PROBLEM DETAILS
Scan the entries below for the word "title". Copy each line that has it.

Stored data entries:
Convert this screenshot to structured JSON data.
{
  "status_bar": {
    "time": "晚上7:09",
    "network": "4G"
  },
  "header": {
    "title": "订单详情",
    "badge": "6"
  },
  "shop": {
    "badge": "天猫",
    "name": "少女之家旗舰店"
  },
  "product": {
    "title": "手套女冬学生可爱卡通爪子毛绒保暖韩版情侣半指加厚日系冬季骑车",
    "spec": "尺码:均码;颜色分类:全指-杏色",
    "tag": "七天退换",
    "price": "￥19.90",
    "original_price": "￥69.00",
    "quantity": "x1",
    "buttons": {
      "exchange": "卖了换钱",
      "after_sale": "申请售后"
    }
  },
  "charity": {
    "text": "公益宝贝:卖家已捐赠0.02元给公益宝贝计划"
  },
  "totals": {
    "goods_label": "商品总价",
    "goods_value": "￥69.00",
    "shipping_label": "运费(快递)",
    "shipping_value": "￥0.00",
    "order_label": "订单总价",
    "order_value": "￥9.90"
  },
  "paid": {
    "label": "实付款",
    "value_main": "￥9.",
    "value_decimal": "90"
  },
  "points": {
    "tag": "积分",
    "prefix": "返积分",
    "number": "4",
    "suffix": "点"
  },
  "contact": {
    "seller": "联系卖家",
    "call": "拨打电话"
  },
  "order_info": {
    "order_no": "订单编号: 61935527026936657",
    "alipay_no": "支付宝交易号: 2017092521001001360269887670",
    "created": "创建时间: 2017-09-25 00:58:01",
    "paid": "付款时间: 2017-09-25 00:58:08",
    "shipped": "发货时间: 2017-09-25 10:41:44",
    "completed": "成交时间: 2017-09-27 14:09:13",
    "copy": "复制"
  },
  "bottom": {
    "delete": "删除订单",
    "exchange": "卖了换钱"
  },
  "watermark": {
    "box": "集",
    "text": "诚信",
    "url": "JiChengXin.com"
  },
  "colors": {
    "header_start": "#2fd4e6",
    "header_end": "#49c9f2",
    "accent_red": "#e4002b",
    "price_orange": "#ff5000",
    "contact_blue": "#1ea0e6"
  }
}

WRITTEN ANSWER
    "title": "订单详情",
    "title": "手套女冬学生可爱卡通爪子毛绒保暖韩版情侣半指加厚日系冬季骑车",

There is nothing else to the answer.